◆ Required task
Below are some records; give them all again exactly, but not the pictures.

[Collected data]
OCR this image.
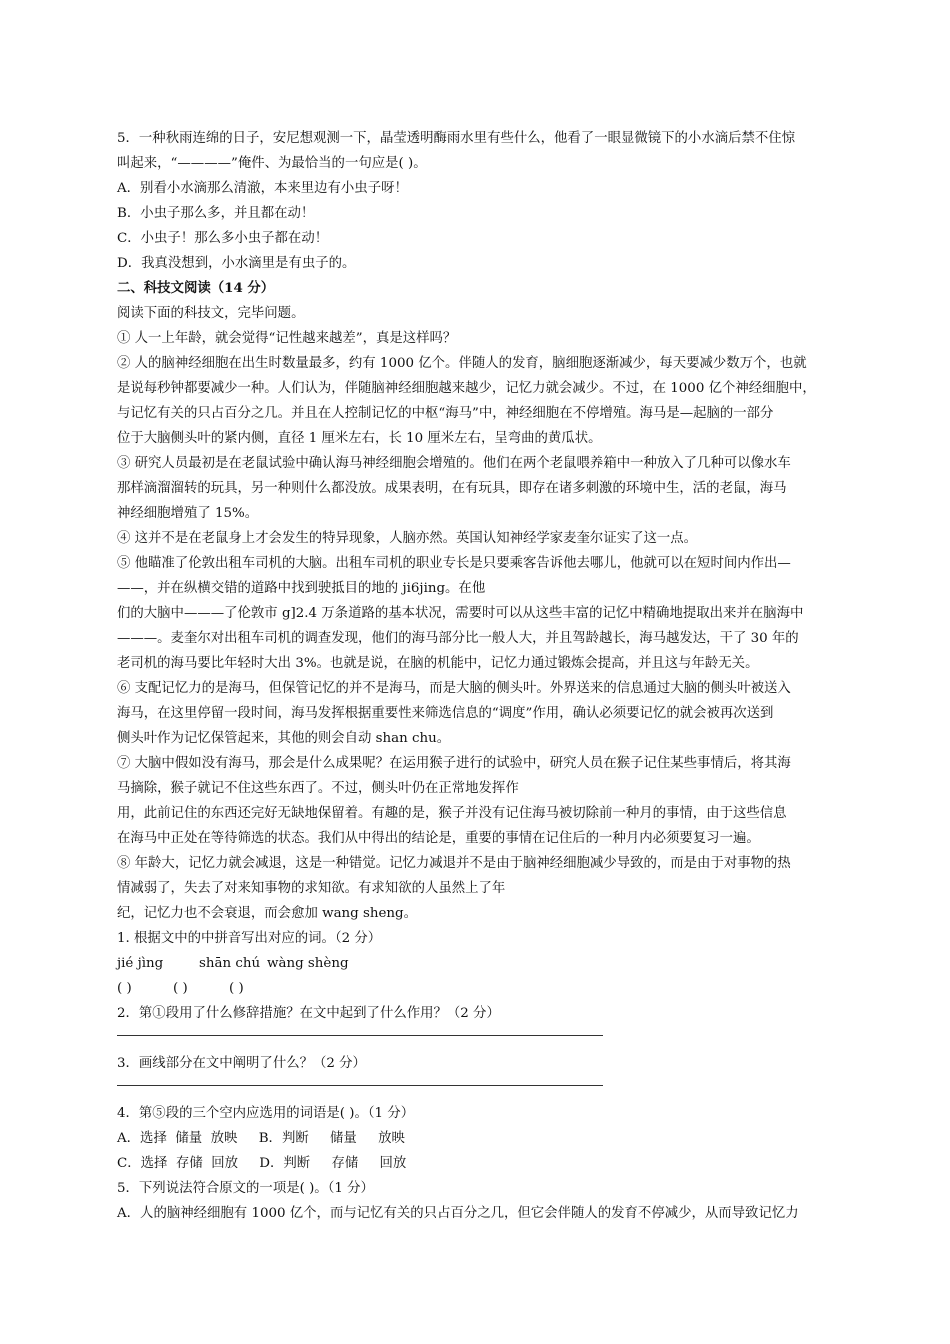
5．一种秋雨连绵的日子，安尼想观测一下，晶莹透明酶雨水里有些什么，他看了一眼显微镜下的小水滴后禁不住惊
叫起来，“————”俺件、为最恰当的一句应是( )。
A．别看小水滴那么清澈，本来里边有小虫子呀！
B．小虫子那么多，并且都在动！
C．小虫子！那么多小虫子都在动！
D．我真没想到，小水滴里是有虫子的。
二、科技文阅读（14 分）
阅读下面的科技文，完毕问题。
① 人一上年龄，就会觉得“记性越来越差”，真是这样吗？
② 人的脑神经细胞在出生时数量最多，约有 1000 亿个。伴随人的发育，脑细胞逐渐减少，每天要减少数万个，也就
是说每秒钟都要减少一种。人们认为，伴随脑神经细胞越来越少，记忆力就会减少。不过，在 1000 亿个神经细胞中，
与记忆有关的只占百分之几。并且在人控制记忆的中枢“海马”中，神经细胞在不停增殖。海马是—起脑的一部分
位于大脑侧头叶的紧内侧，直径 1 厘米左右，长 10 厘米左右，呈弯曲的黄瓜状。
③ 研究人员最初是在老鼠试验中确认海马神经细胞会增殖的。他们在两个老鼠喂养箱中一种放入了几种可以像水车
那样滴溜溜转的玩具，另一种则什么都没放。成果表明，在有玩具，即存在诸多刺激的环境中生，活的老鼠，海马
神经细胞增殖了 15%。
④ 这并不是在老鼠身上才会发生的特异现象，人脑亦然。英国认知神经学家麦奎尔证实了这一点。
⑤ 他瞄准了伦敦出租车司机的大脑。出租车司机的职业专长是只要乘客告诉他去哪儿，他就可以在短时间内作出—
——，并在纵横交错的道路中找到驶抵目的地的 ji6jing。在他
们的大脑中———了伦敦市 g]2.4 万条道路的基本状况，需要时可以从这些丰富的记忆中精确地提取出来并在脑海中
———。麦奎尔对出租车司机的调查发现，他们的海马部分比一般人大，并且驾龄越长，海马越发达，干了 30 年的
老司机的海马要比年轻时大出 3%。也就是说，在脑的机能中，记忆力通过锻炼会提高，并且这与年龄无关。
⑥ 支配记忆力的是海马，但保管记忆的并不是海马，而是大脑的侧头叶。外界送来的信息通过大脑的侧头叶被送入
海马，在这里停留一段时间，海马发挥根据重要性来筛选信息的“调度”作用，确认必须要记忆的就会被再次送到
侧头叶作为记忆保管起来，其他的则会自动 shan chu。
⑦ 大脑中假如没有海马，那会是什么成果呢？在运用猴子进行的试验中，研究人员在猴子记住某些事情后，将其海
马摘除，猴子就记不住这些东西了。不过，侧头叶仍在正常地发挥作
用，此前记住的东西还完好无缺地保留着。有趣的是，猴子并没有记住海马被切除前一种月的事情，由于这些信息
在海马中正处在等待筛选的状态。我们从中得出的结论是，重要的事情在记住后的一种月内必须要复习一遍。
⑧ 年龄大，记忆力就会减退，这是一种错觉。记忆力减退并不是由于脑神经细胞减少导致的，而是由于对事物的热
情减弱了，失去了对来知事物的求知欲。有求知欲的人虽然上了年
纪，记忆力也不会衰退，而会愈加 wang sheng。
1. 根据文中的中拼音写出对应的词。（2 分）
jié jìng	shān chú wàng shèng
( )	( )	( )
2．第①段用了什么修辞措施？在文中起到了什么作用？（2 分）
3．画线部分在文中阐明了什么？（2 分）
4．第⑤段的三个空内应选用的词语是( )。（1 分）
A．选择  储量  放映     B．判断     储量     放映
C．选择  存储  回放     D．判断     存储     回放
5．下列说法符合原文的一项是( )。（1 分）
A．人的脑神经细胞有 1000 亿个，而与记忆有关的只占百分之几，但它会伴随人的发育不停减少，从而导致记忆力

◆ Complete answer
OCR this image.
5．一种秋雨连绵的日子，安尼想观测一下，晶莹透明酶雨水里有些什么，他看了一眼显微镜下的小水滴后禁不住惊
叫起来，“————”俺件、为最恰当的一句应是( )。
A．别看小水滴那么清澈，本来里边有小虫子呀！
B．小虫子那么多，并且都在动！
C．小虫子！那么多小虫子都在动！
D．我真没想到，小水滴里是有虫子的。
二、科技文阅读（14 分）
阅读下面的科技文，完毕问题。
① 人一上年龄，就会觉得“记性越来越差”，真是这样吗？
② 人的脑神经细胞在出生时数量最多，约有 1000 亿个。伴随人的发育，脑细胞逐渐减少，每天要减少数万个，也就
是说每秒钟都要减少一种。人们认为，伴随脑神经细胞越来越少，记忆力就会减少。不过，在 1000 亿个神经细胞中，
与记忆有关的只占百分之几。并且在人控制记忆的中枢“海马”中，神经细胞在不停增殖。海马是—起脑的一部分
位于大脑侧头叶的紧内侧，直径 1 厘米左右，长 10 厘米左右，呈弯曲的黄瓜状。
③ 研究人员最初是在老鼠试验中确认海马神经细胞会增殖的。他们在两个老鼠喂养箱中一种放入了几种可以像水车
那样滴溜溜转的玩具，另一种则什么都没放。成果表明，在有玩具，即存在诸多刺激的环境中生，活的老鼠，海马
神经细胞增殖了 15%。
④ 这并不是在老鼠身上才会发生的特异现象，人脑亦然。英国认知神经学家麦奎尔证实了这一点。
⑤ 他瞄准了伦敦出租车司机的大脑。出租车司机的职业专长是只要乘客告诉他去哪儿，他就可以在短时间内作出—
——，并在纵横交错的道路中找到驶抵目的地的 ji6jing。在他
们的大脑中———了伦敦市 g]2.4 万条道路的基本状况，需要时可以从这些丰富的记忆中精确地提取出来并在脑海中
———。麦奎尔对出租车司机的调查发现，他们的海马部分比一般人大，并且驾龄越长，海马越发达，干了 30 年的
老司机的海马要比年轻时大出 3%。也就是说，在脑的机能中，记忆力通过锻炼会提高，并且这与年龄无关。
⑥ 支配记忆力的是海马，但保管记忆的并不是海马，而是大脑的侧头叶。外界送来的信息通过大脑的侧头叶被送入
海马，在这里停留一段时间，海马发挥根据重要性来筛选信息的“调度”作用，确认必须要记忆的就会被再次送到
侧头叶作为记忆保管起来，其他的则会自动 shan chu。
⑦ 大脑中假如没有海马，那会是什么成果呢？在运用猴子进行的试验中，研究人员在猴子记住某些事情后，将其海
马摘除，猴子就记不住这些东西了。不过，侧头叶仍在正常地发挥作
用，此前记住的东西还完好无缺地保留着。有趣的是，猴子并没有记住海马被切除前一种月的事情，由于这些信息
在海马中正处在等待筛选的状态。我们从中得出的结论是，重要的事情在记住后的一种月内必须要复习一遍。
⑧ 年龄大，记忆力就会减退，这是一种错觉。记忆力减退并不是由于脑神经细胞减少导致的，而是由于对事物的热
情减弱了，失去了对来知事物的求知欲。有求知欲的人虽然上了年
纪，记忆力也不会衰退，而会愈加 wang sheng。
1. 根据文中的中拼音写出对应的词。（2 分）
jié jìng	shān chú wàng shèng
( )	( )	( )
2．第①段用了什么修辞措施？在文中起到了什么作用？（2 分）
3．画线部分在文中阐明了什么？（2 分）
4．第⑤段的三个空内应选用的词语是( )。（1 分）
A．选择  储量  放映     B．判断     储量     放映
C．选择  存储  回放     D．判断     存储     回放
5．下列说法符合原文的一项是( )。（1 分）
A．人的脑神经细胞有 1000 亿个，而与记忆有关的只占百分之几，但它会伴随人的发育不停减少，从而导致记忆力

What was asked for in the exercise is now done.